> _Request_
Hunt for the word "into" across the entries below, copying each line that holds it.

## Begin Materials provided

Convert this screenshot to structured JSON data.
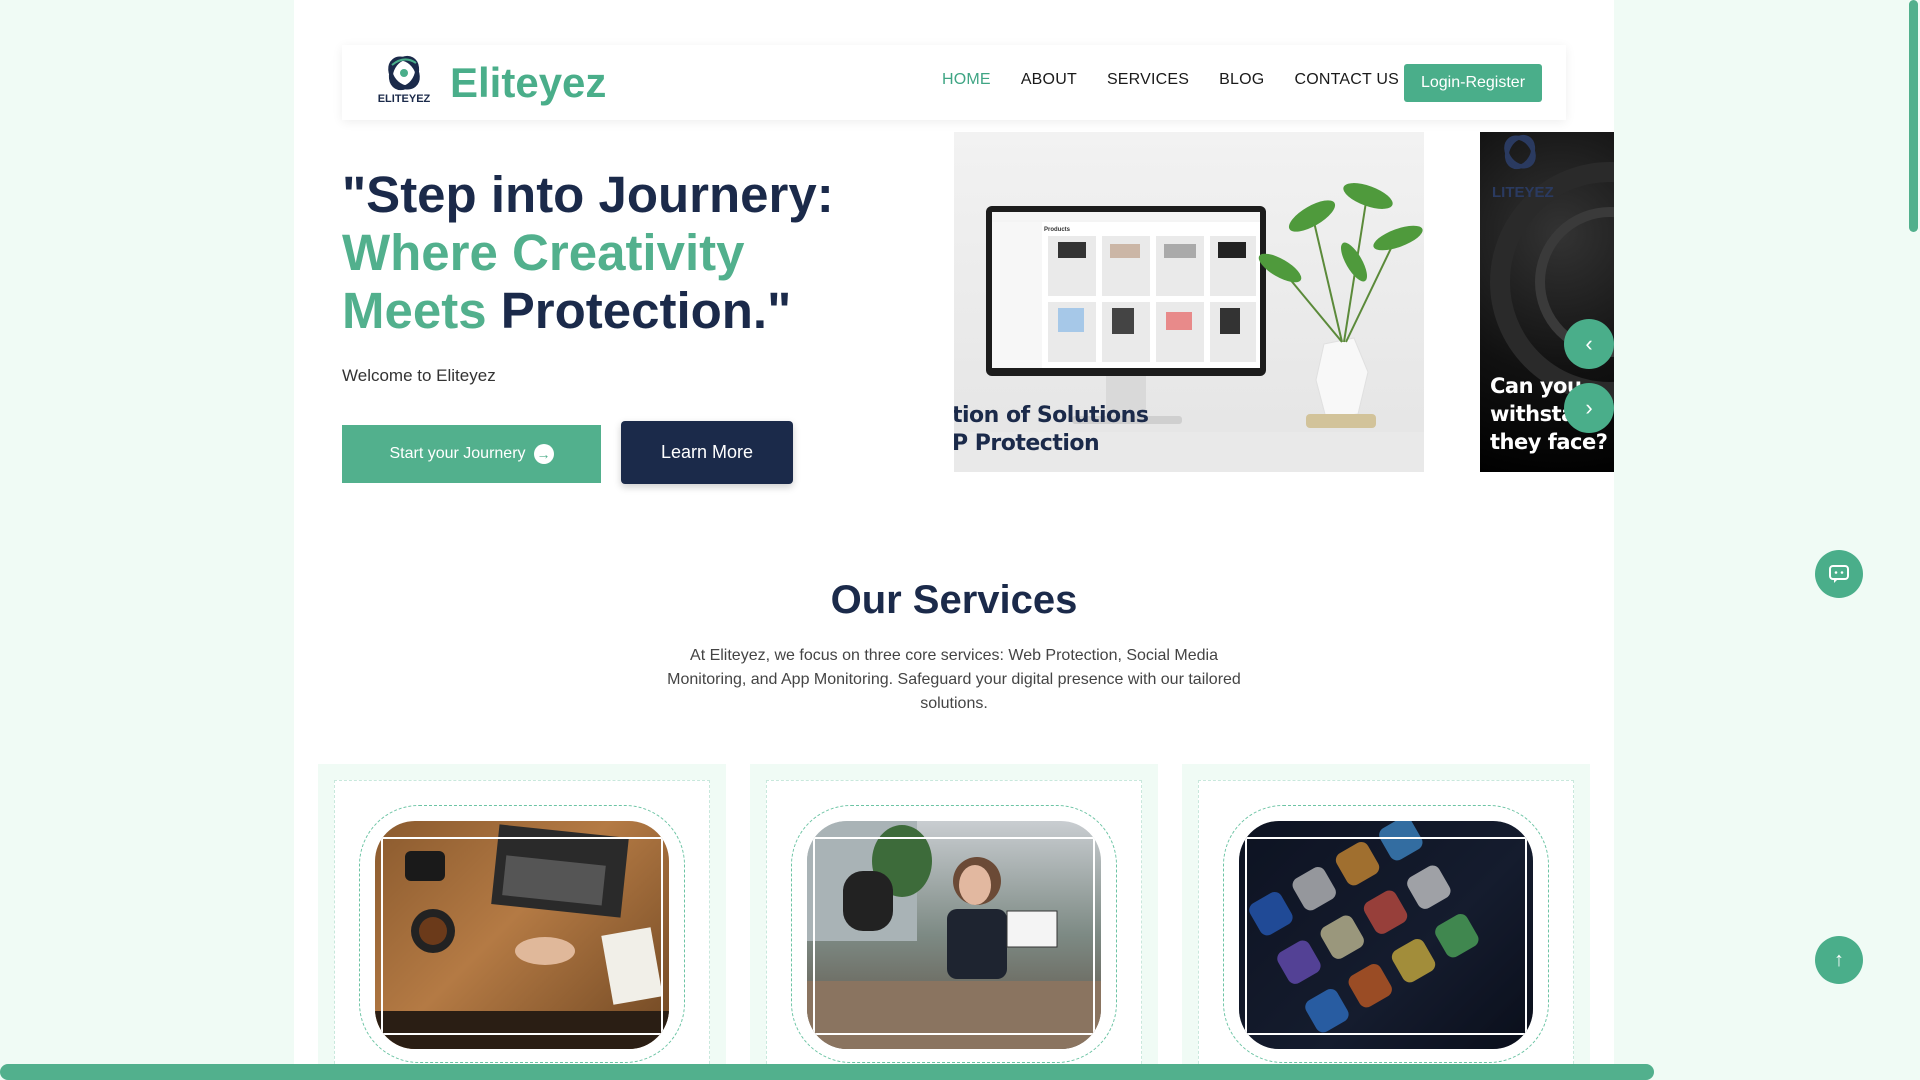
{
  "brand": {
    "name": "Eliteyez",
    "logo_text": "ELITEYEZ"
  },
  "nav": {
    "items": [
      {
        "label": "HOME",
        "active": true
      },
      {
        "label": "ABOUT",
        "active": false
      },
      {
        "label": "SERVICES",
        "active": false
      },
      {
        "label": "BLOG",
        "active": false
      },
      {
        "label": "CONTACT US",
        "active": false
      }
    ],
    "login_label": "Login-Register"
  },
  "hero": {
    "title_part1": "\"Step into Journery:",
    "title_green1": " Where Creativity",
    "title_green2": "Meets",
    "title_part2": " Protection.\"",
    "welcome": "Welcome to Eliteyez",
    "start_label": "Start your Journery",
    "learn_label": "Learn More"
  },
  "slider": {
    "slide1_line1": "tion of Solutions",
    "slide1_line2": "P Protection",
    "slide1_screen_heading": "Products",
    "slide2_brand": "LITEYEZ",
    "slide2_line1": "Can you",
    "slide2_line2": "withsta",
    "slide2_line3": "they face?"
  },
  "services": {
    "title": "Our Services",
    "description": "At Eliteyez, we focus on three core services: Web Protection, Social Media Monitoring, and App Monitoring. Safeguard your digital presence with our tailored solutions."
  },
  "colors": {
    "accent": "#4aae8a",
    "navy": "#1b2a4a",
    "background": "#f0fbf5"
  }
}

## End Materials provided
## Begin Materials provided

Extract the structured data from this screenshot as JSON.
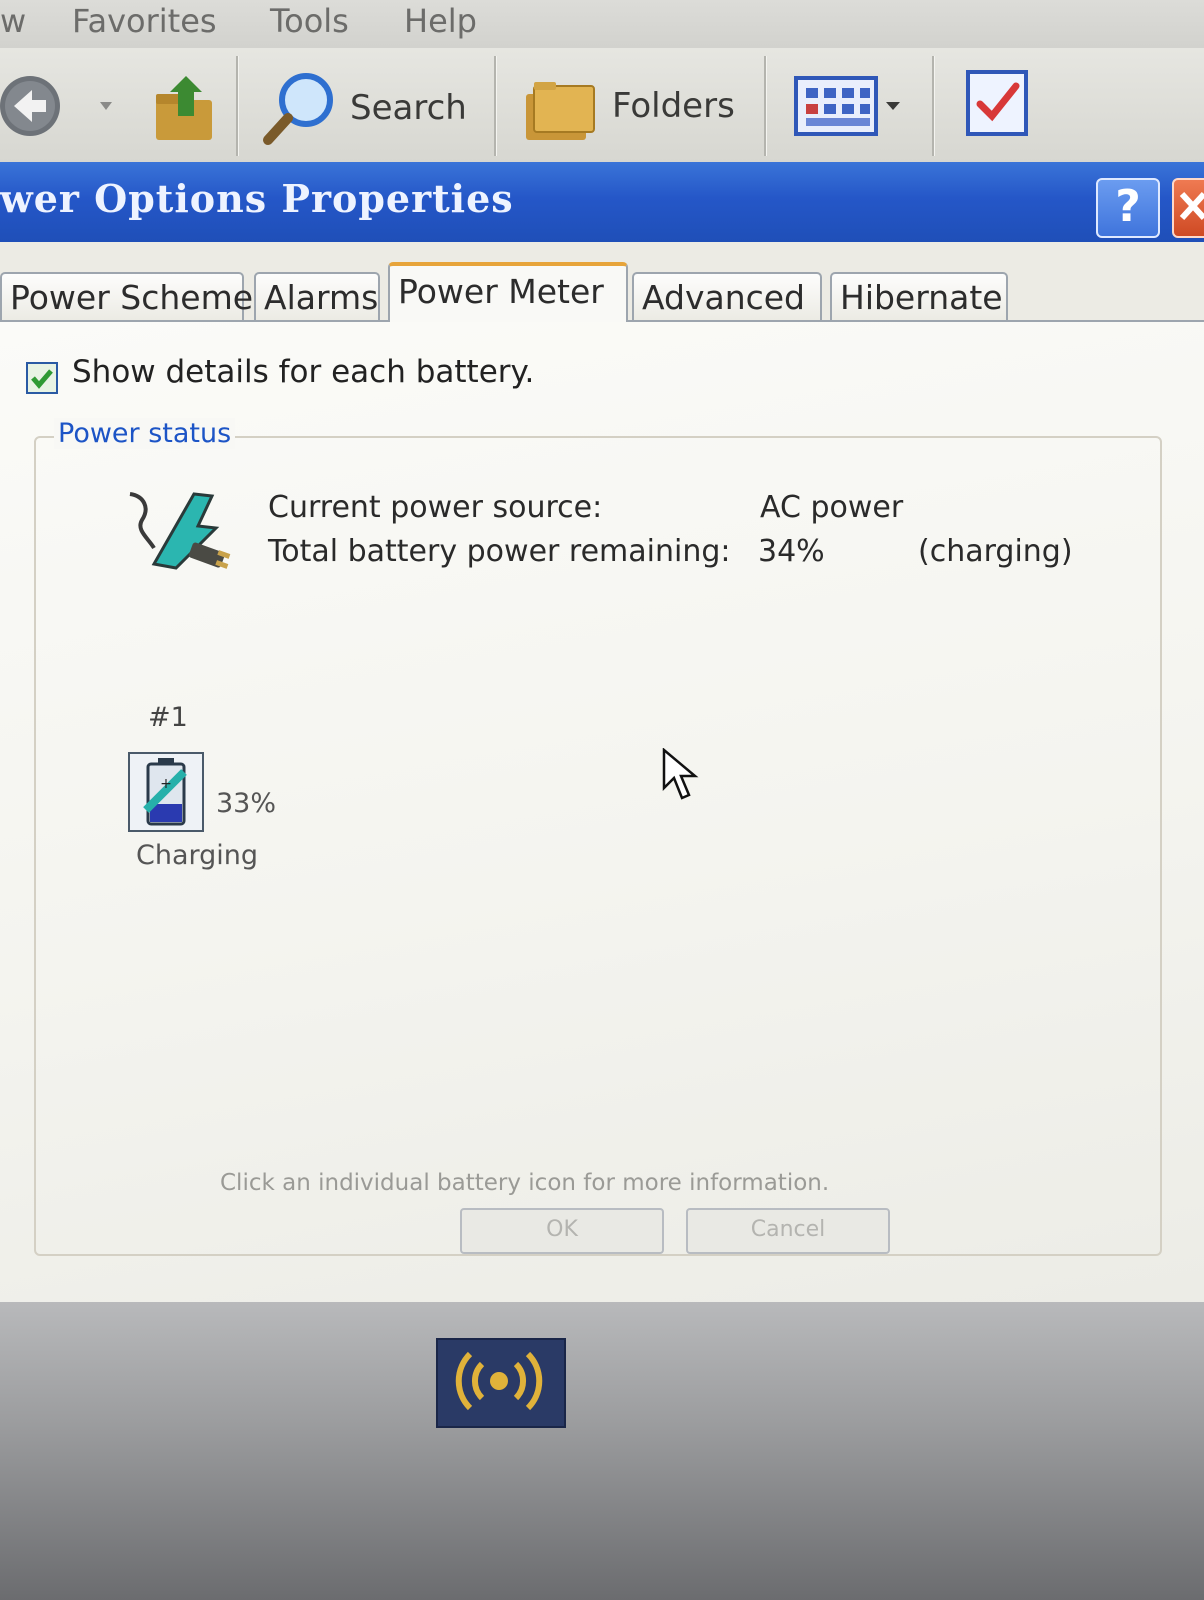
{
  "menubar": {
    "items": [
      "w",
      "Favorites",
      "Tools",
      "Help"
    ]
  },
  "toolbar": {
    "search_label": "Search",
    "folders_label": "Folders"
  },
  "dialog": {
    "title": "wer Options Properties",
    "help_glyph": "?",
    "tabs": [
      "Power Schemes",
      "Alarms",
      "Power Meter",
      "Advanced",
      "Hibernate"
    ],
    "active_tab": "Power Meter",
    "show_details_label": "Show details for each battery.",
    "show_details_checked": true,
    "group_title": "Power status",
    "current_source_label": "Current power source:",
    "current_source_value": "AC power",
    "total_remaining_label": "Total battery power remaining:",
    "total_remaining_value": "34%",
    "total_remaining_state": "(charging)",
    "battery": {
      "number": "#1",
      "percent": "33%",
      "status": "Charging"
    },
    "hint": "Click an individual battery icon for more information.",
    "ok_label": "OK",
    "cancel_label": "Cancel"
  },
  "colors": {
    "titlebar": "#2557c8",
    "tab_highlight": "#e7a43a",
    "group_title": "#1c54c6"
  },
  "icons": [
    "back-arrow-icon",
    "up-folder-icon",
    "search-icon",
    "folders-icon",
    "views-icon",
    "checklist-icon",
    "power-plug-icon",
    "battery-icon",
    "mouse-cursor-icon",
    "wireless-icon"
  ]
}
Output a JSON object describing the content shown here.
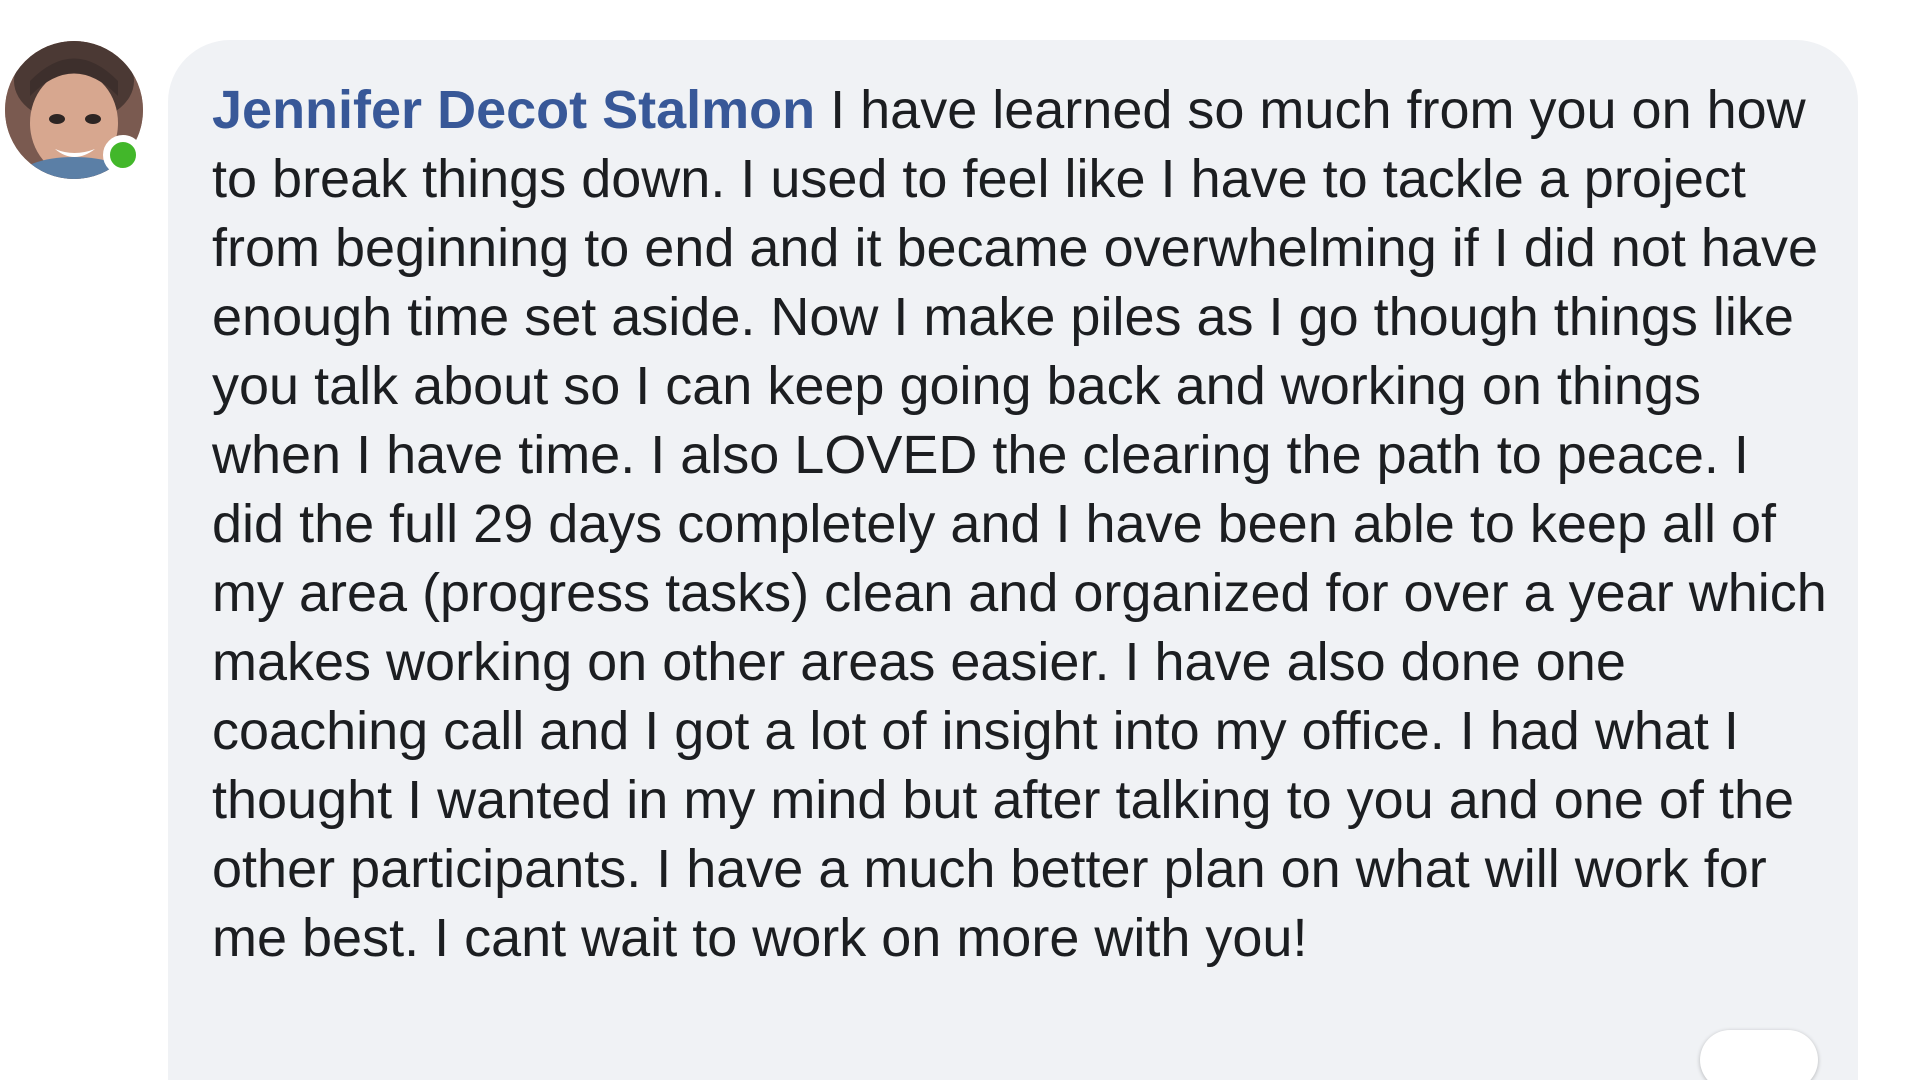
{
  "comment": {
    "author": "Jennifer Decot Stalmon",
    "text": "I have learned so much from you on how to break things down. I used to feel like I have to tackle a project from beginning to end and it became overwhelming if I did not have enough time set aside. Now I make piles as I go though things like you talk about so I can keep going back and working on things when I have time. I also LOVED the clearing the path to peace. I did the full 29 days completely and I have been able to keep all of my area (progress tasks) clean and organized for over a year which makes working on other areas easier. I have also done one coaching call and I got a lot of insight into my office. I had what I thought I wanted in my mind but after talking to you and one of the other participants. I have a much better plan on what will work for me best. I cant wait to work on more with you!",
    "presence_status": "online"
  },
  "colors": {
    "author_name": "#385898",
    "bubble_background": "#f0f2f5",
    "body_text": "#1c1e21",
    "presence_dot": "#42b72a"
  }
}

## End Materials provided

> _Task answer_
    "title_part1": "\"Step into Journery:",
    "text": "I have learned so much from you on how to break things down. I used to feel like I have to tackle a project from beginning to end and it became overwhelming if I did not have enough time set aside. Now I make piles as I go though things like you talk about so I can keep going back and working on things when I have time. I also LOVED the clearing the path to peace. I did the full 29 days completely and I have been able to keep all of my area (progress tasks) clean and organized for over a year which makes working on other areas easier. I have also done one coaching call and I got a lot of insight into my office. I had what I thought I wanted in my mind but after talking to you and one of the other participants. I have a much better plan on what will work for me best. I cant wait to work on more with you!",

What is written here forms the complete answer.